Work to complete –
Repeat each record exactly as written, and drop any images.

-- start Data entries --

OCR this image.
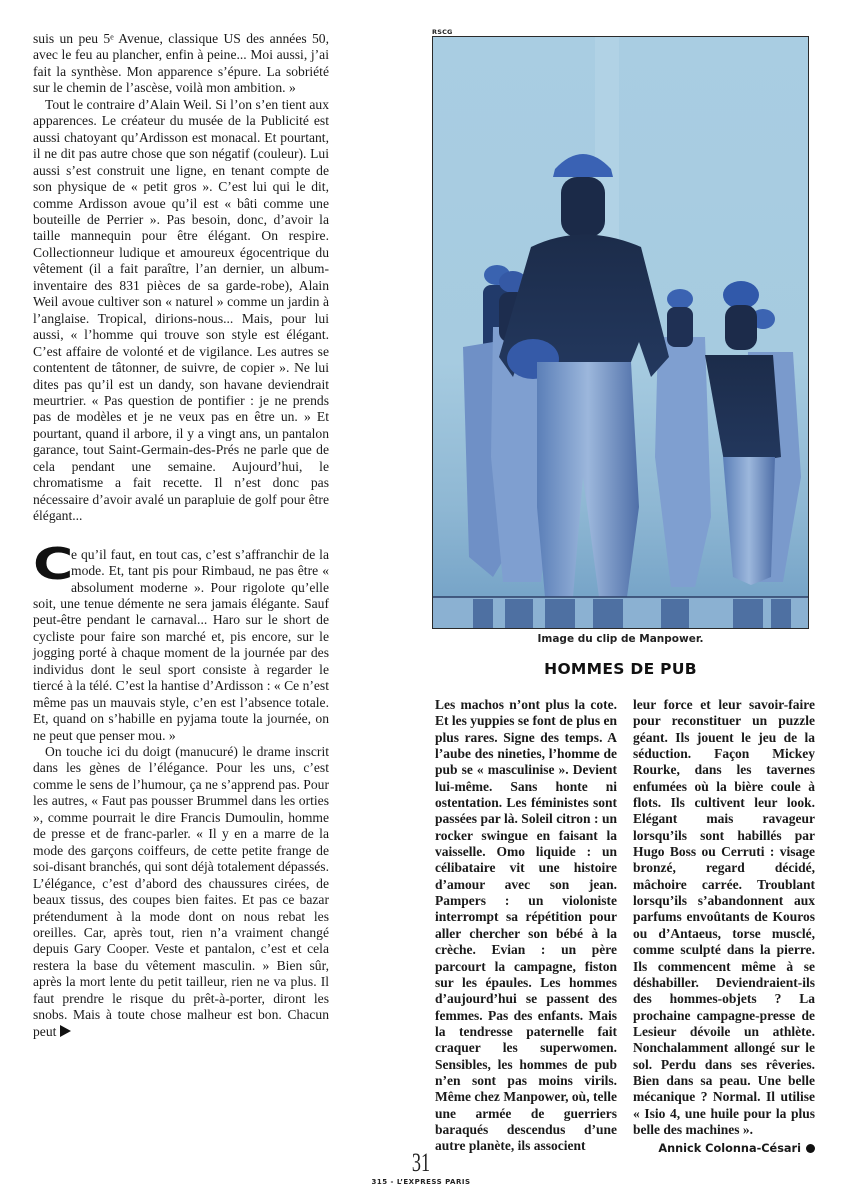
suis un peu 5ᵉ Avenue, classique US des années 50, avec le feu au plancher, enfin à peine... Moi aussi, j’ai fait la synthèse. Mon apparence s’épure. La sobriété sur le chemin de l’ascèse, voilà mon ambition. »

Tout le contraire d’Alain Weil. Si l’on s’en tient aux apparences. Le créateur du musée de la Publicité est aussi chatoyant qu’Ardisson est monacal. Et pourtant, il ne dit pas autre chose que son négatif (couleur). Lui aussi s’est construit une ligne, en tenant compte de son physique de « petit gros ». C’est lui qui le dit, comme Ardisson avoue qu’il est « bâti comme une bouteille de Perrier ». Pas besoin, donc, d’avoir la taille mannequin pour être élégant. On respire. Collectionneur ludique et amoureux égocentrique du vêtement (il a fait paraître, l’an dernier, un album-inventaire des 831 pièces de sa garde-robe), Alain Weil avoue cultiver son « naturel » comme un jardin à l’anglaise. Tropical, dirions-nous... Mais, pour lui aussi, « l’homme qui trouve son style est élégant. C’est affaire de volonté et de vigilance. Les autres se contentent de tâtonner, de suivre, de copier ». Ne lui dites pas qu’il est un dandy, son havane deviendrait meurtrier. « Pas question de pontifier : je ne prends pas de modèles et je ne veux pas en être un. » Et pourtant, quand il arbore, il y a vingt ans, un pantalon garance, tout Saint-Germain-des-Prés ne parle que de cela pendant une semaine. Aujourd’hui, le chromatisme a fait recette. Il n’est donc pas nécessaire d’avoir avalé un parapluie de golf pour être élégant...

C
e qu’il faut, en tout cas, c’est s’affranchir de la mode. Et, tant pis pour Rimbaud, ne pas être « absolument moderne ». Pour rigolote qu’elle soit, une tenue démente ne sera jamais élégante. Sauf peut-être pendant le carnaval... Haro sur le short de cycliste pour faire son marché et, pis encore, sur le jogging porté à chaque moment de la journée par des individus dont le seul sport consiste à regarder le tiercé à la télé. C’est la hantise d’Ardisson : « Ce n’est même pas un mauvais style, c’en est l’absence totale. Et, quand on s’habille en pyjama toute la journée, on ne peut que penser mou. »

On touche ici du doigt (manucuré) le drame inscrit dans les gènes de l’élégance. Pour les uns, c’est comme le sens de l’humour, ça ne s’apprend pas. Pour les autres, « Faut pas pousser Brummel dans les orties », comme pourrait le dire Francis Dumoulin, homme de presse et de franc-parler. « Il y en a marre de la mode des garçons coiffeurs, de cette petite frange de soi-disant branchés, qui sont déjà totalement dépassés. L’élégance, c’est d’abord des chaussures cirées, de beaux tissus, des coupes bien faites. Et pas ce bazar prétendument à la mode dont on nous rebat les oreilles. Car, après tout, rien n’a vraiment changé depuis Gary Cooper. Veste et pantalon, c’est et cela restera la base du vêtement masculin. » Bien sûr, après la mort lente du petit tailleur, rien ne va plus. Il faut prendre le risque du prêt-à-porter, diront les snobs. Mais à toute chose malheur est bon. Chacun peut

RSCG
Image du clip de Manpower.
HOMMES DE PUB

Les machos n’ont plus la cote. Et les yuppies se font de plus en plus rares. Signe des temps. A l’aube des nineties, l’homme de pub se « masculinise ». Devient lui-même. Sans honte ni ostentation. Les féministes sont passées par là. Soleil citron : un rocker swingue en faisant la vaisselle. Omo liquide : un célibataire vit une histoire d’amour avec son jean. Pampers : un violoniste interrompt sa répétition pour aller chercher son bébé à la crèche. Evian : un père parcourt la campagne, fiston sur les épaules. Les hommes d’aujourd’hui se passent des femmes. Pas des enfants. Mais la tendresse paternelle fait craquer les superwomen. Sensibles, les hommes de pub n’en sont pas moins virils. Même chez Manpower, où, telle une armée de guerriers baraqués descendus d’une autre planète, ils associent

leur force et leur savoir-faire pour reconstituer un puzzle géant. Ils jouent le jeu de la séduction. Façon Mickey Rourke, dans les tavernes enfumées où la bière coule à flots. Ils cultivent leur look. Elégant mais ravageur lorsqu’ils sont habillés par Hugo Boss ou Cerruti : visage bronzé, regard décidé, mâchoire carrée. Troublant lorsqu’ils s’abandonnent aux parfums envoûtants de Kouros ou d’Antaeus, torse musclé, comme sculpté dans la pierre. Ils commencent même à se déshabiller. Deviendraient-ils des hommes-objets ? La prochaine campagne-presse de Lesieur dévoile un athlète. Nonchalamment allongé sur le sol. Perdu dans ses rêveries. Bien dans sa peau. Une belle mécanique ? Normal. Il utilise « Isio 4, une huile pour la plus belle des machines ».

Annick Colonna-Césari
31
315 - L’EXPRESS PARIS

-- end Data entries --

Result of the task –
OCR this image.
suis un peu 5ᵉ Avenue, classique US des années 50, avec le feu au plancher, enfin à peine... Moi aussi, j’ai fait la synthèse. Mon apparence s’épure. La sobriété sur le chemin de l’ascèse, voilà mon ambition. »

Tout le contraire d’Alain Weil. Si l’on s’en tient aux apparences. Le créateur du musée de la Publicité est aussi chatoyant qu’Ardisson est monacal. Et pourtant, il ne dit pas autre chose que son négatif (couleur). Lui aussi s’est construit une ligne, en tenant compte de son physique de « petit gros ». C’est lui qui le dit, comme Ardisson avoue qu’il est « bâti comme une bouteille de Perrier ». Pas besoin, donc, d’avoir la taille mannequin pour être élégant. On respire. Collectionneur ludique et amoureux égocentrique du vêtement (il a fait paraître, l’an dernier, un album-inventaire des 831 pièces de sa garde-robe), Alain Weil avoue cultiver son « naturel » comme un jardin à l’anglaise. Tropical, dirions-nous... Mais, pour lui aussi, « l’homme qui trouve son style est élégant. C’est affaire de volonté et de vigilance. Les autres se contentent de tâtonner, de suivre, de copier ». Ne lui dites pas qu’il est un dandy, son havane deviendrait meurtrier. « Pas question de pontifier : je ne prends pas de modèles et je ne veux pas en être un. » Et pourtant, quand il arbore, il y a vingt ans, un pantalon garance, tout Saint-Germain-des-Prés ne parle que de cela pendant une semaine. Aujourd’hui, le chromatisme a fait recette. Il n’est donc pas nécessaire d’avoir avalé un parapluie de golf pour être élégant...

C
e qu’il faut, en tout cas, c’est s’affranchir de la mode. Et, tant pis pour Rimbaud, ne pas être « absolument moderne ». Pour rigolote qu’elle soit, une tenue démente ne sera jamais élégante. Sauf peut-être pendant le carnaval... Haro sur le short de cycliste pour faire son marché et, pis encore, sur le jogging porté à chaque moment de la journée par des individus dont le seul sport consiste à regarder le tiercé à la télé. C’est la hantise d’Ardisson : « Ce n’est même pas un mauvais style, c’en est l’absence totale. Et, quand on s’habille en pyjama toute la journée, on ne peut que penser mou. »

On touche ici du doigt (manucuré) le drame inscrit dans les gènes de l’élégance. Pour les uns, c’est comme le sens de l’humour, ça ne s’apprend pas. Pour les autres, « Faut pas pousser Brummel dans les orties », comme pourrait le dire Francis Dumoulin, homme de presse et de franc-parler. « Il y en a marre de la mode des garçons coiffeurs, de cette petite frange de soi-disant branchés, qui sont déjà totalement dépassés. L’élégance, c’est d’abord des chaussures cirées, de beaux tissus, des coupes bien faites. Et pas ce bazar prétendument à la mode dont on nous rebat les oreilles. Car, après tout, rien n’a vraiment changé depuis Gary Cooper. Veste et pantalon, c’est et cela restera la base du vêtement masculin. » Bien sûr, après la mort lente du petit tailleur, rien ne va plus. Il faut prendre le risque du prêt-à-porter, diront les snobs. Mais à toute chose malheur est bon. Chacun peut

RSCG
Image du clip de Manpower.
HOMMES DE PUB

Les machos n’ont plus la cote. Et les yuppies se font de plus en plus rares. Signe des temps. A l’aube des nineties, l’homme de pub se « masculinise ». Devient lui-même. Sans honte ni ostentation. Les féministes sont passées par là. Soleil citron : un rocker swingue en faisant la vaisselle. Omo liquide : un célibataire vit une histoire d’amour avec son jean. Pampers : un violoniste interrompt sa répétition pour aller chercher son bébé à la crèche. Evian : un père parcourt la campagne, fiston sur les épaules. Les hommes d’aujourd’hui se passent des femmes. Pas des enfants. Mais la tendresse paternelle fait craquer les superwomen. Sensibles, les hommes de pub n’en sont pas moins virils. Même chez Manpower, où, telle une armée de guerriers baraqués descendus d’une autre planète, ils associent

leur force et leur savoir-faire pour reconstituer un puzzle géant. Ils jouent le jeu de la séduction. Façon Mickey Rourke, dans les tavernes enfumées où la bière coule à flots. Ils cultivent leur look. Elégant mais ravageur lorsqu’ils sont habillés par Hugo Boss ou Cerruti : visage bronzé, regard décidé, mâchoire carrée. Troublant lorsqu’ils s’abandonnent aux parfums envoûtants de Kouros ou d’Antaeus, torse musclé, comme sculpté dans la pierre. Ils commencent même à se déshabiller. Deviendraient-ils des hommes-objets ? La prochaine campagne-presse de Lesieur dévoile un athlète. Nonchalamment allongé sur le sol. Perdu dans ses rêveries. Bien dans sa peau. Une belle mécanique ? Normal. Il utilise « Isio 4, une huile pour la plus belle des machines ».

Annick Colonna-Césari
31
315 - L’EXPRESS PARIS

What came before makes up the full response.